[begin Data provided]

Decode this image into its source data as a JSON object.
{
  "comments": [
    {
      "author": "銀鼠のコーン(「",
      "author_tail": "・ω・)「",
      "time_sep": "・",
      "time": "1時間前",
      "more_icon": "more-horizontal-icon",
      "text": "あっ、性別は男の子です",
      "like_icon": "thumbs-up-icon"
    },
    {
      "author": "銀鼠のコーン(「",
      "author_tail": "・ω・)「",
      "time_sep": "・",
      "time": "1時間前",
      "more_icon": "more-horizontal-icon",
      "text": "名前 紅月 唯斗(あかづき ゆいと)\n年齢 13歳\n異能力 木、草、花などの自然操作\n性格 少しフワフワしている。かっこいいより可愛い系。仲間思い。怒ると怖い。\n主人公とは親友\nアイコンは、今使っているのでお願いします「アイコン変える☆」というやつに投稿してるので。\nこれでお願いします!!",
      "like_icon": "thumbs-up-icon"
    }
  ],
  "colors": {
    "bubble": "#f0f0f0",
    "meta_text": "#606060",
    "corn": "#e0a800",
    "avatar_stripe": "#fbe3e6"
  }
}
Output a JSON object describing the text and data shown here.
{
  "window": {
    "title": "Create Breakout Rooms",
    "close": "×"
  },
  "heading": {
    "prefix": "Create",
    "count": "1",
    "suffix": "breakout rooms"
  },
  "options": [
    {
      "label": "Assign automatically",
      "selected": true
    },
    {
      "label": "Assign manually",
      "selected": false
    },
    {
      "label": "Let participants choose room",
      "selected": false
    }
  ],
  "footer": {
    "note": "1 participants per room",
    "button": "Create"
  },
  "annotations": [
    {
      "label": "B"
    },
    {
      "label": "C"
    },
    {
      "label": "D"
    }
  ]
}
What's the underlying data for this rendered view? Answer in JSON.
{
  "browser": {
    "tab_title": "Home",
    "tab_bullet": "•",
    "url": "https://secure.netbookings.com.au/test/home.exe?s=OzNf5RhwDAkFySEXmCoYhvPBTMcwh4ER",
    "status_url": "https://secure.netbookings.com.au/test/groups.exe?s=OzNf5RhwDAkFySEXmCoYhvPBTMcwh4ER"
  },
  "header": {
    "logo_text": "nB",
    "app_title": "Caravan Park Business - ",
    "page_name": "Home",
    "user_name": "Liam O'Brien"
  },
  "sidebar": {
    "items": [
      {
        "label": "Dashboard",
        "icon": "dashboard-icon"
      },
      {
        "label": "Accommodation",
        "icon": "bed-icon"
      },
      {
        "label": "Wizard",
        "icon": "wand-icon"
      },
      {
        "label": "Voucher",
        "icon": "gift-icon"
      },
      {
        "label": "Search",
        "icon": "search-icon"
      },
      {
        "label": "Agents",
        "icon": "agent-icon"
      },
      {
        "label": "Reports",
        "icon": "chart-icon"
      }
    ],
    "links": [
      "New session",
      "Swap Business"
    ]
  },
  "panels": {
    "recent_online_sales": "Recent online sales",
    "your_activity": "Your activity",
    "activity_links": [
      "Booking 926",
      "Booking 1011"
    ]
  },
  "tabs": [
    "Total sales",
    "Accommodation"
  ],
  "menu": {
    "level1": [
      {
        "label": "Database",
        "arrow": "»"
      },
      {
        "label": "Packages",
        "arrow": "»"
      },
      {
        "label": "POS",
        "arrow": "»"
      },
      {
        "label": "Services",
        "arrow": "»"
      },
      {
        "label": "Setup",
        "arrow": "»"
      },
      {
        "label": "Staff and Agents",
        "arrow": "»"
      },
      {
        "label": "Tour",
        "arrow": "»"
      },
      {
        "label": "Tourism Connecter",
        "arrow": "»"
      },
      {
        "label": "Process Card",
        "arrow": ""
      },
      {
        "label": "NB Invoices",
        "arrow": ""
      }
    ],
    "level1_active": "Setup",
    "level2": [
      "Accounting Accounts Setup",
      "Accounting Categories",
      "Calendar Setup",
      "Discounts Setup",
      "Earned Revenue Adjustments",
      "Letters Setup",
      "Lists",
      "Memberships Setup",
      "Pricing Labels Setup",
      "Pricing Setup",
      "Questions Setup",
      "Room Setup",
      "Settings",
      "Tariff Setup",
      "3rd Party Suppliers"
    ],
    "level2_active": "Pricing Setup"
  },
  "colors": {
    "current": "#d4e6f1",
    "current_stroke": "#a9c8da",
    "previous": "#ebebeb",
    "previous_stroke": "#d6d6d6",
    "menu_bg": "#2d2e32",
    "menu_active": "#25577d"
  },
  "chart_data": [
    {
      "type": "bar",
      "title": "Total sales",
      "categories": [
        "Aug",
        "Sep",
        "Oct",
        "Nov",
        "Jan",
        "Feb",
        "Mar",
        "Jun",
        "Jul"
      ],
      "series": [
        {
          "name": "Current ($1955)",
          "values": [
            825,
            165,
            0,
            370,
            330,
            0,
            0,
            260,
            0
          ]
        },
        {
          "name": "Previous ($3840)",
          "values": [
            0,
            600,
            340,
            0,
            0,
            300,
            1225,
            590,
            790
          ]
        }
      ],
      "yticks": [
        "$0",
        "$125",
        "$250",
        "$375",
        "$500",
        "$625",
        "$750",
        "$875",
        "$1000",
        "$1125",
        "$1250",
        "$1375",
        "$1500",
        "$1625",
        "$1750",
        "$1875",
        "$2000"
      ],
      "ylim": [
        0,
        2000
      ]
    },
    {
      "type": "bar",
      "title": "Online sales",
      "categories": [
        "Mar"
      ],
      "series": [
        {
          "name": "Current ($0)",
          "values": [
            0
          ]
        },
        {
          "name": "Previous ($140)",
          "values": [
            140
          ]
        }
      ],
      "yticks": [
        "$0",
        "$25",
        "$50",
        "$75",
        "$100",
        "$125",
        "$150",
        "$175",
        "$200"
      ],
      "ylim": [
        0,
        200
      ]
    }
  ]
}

[end Data provided]

[Task details]: Copy out every entry again, exactly as it was given.

[Task output]:
Decode this image into its source data as a JSON object.
{
  "comments": [
    {
      "author": "銀鼠のコーン(「",
      "author_tail": "・ω・)「",
      "time_sep": "・",
      "time": "1時間前",
      "more_icon": "more-horizontal-icon",
      "text": "あっ、性別は男の子です",
      "like_icon": "thumbs-up-icon"
    },
    {
      "author": "銀鼠のコーン(「",
      "author_tail": "・ω・)「",
      "time_sep": "・",
      "time": "1時間前",
      "more_icon": "more-horizontal-icon",
      "text": "名前 紅月 唯斗(あかづき ゆいと)\n年齢 13歳\n異能力 木、草、花などの自然操作\n性格 少しフワフワしている。かっこいいより可愛い系。仲間思い。怒ると怖い。\n主人公とは親友\nアイコンは、今使っているのでお願いします「アイコン変える☆」というやつに投稿してるので。\nこれでお願いします!!",
      "like_icon": "thumbs-up-icon"
    }
  ],
  "colors": {
    "bubble": "#f0f0f0",
    "meta_text": "#606060",
    "corn": "#e0a800",
    "avatar_stripe": "#fbe3e6"
  }
}
Output a JSON object describing the text and data shown here.
{
  "window": {
    "title": "Create Breakout Rooms",
    "close": "×"
  },
  "heading": {
    "prefix": "Create",
    "count": "1",
    "suffix": "breakout rooms"
  },
  "options": [
    {
      "label": "Assign automatically",
      "selected": true
    },
    {
      "label": "Assign manually",
      "selected": false
    },
    {
      "label": "Let participants choose room",
      "selected": false
    }
  ],
  "footer": {
    "note": "1 participants per room",
    "button": "Create"
  },
  "annotations": [
    {
      "label": "B"
    },
    {
      "label": "C"
    },
    {
      "label": "D"
    }
  ]
}
What's the underlying data for this rendered view? Answer in JSON.
{
  "browser": {
    "tab_title": "Home",
    "tab_bullet": "•",
    "url": "https://secure.netbookings.com.au/test/home.exe?s=OzNf5RhwDAkFySEXmCoYhvPBTMcwh4ER",
    "status_url": "https://secure.netbookings.com.au/test/groups.exe?s=OzNf5RhwDAkFySEXmCoYhvPBTMcwh4ER"
  },
  "header": {
    "logo_text": "nB",
    "app_title": "Caravan Park Business - ",
    "page_name": "Home",
    "user_name": "Liam O'Brien"
  },
  "sidebar": {
    "items": [
      {
        "label": "Dashboard",
        "icon": "dashboard-icon"
      },
      {
        "label": "Accommodation",
        "icon": "bed-icon"
      },
      {
        "label": "Wizard",
        "icon": "wand-icon"
      },
      {
        "label": "Voucher",
        "icon": "gift-icon"
      },
      {
        "label": "Search",
        "icon": "search-icon"
      },
      {
        "label": "Agents",
        "icon": "agent-icon"
      },
      {
        "label": "Reports",
        "icon": "chart-icon"
      }
    ],
    "links": [
      "New session",
      "Swap Business"
    ]
  },
  "panels": {
    "recent_online_sales": "Recent online sales",
    "your_activity": "Your activity",
    "activity_links": [
      "Booking 926",
      "Booking 1011"
    ]
  },
  "tabs": [
    "Total sales",
    "Accommodation"
  ],
  "menu": {
    "level1": [
      {
        "label": "Database",
        "arrow": "»"
      },
      {
        "label": "Packages",
        "arrow": "»"
      },
      {
        "label": "POS",
        "arrow": "»"
      },
      {
        "label": "Services",
        "arrow": "»"
      },
      {
        "label": "Setup",
        "arrow": "»"
      },
      {
        "label": "Staff and Agents",
        "arrow": "»"
      },
      {
        "label": "Tour",
        "arrow": "»"
      },
      {
        "label": "Tourism Connecter",
        "arrow": "»"
      },
      {
        "label": "Process Card",
        "arrow": ""
      },
      {
        "label": "NB Invoices",
        "arrow": ""
      }
    ],
    "level1_active": "Setup",
    "level2": [
      "Accounting Accounts Setup",
      "Accounting Categories",
      "Calendar Setup",
      "Discounts Setup",
      "Earned Revenue Adjustments",
      "Letters Setup",
      "Lists",
      "Memberships Setup",
      "Pricing Labels Setup",
      "Pricing Setup",
      "Questions Setup",
      "Room Setup",
      "Settings",
      "Tariff Setup",
      "3rd Party Suppliers"
    ],
    "level2_active": "Pricing Setup"
  },
  "colors": {
    "current": "#d4e6f1",
    "current_stroke": "#a9c8da",
    "previous": "#ebebeb",
    "previous_stroke": "#d6d6d6",
    "menu_bg": "#2d2e32",
    "menu_active": "#25577d"
  },
  "chart_data": [
    {
      "type": "bar",
      "title": "Total sales",
      "categories": [
        "Aug",
        "Sep",
        "Oct",
        "Nov",
        "Jan",
        "Feb",
        "Mar",
        "Jun",
        "Jul"
      ],
      "series": [
        {
          "name": "Current ($1955)",
          "values": [
            825,
            165,
            0,
            370,
            330,
            0,
            0,
            260,
            0
          ]
        },
        {
          "name": "Previous ($3840)",
          "values": [
            0,
            600,
            340,
            0,
            0,
            300,
            1225,
            590,
            790
          ]
        }
      ],
      "yticks": [
        "$0",
        "$125",
        "$250",
        "$375",
        "$500",
        "$625",
        "$750",
        "$875",
        "$1000",
        "$1125",
        "$1250",
        "$1375",
        "$1500",
        "$1625",
        "$1750",
        "$1875",
        "$2000"
      ],
      "ylim": [
        0,
        2000
      ]
    },
    {
      "type": "bar",
      "title": "Online sales",
      "categories": [
        "Mar"
      ],
      "series": [
        {
          "name": "Current ($0)",
          "values": [
            0
          ]
        },
        {
          "name": "Previous ($140)",
          "values": [
            140
          ]
        }
      ],
      "yticks": [
        "$0",
        "$25",
        "$50",
        "$75",
        "$100",
        "$125",
        "$150",
        "$175",
        "$200"
      ],
      "ylim": [
        0,
        200
      ]
    }
  ]
}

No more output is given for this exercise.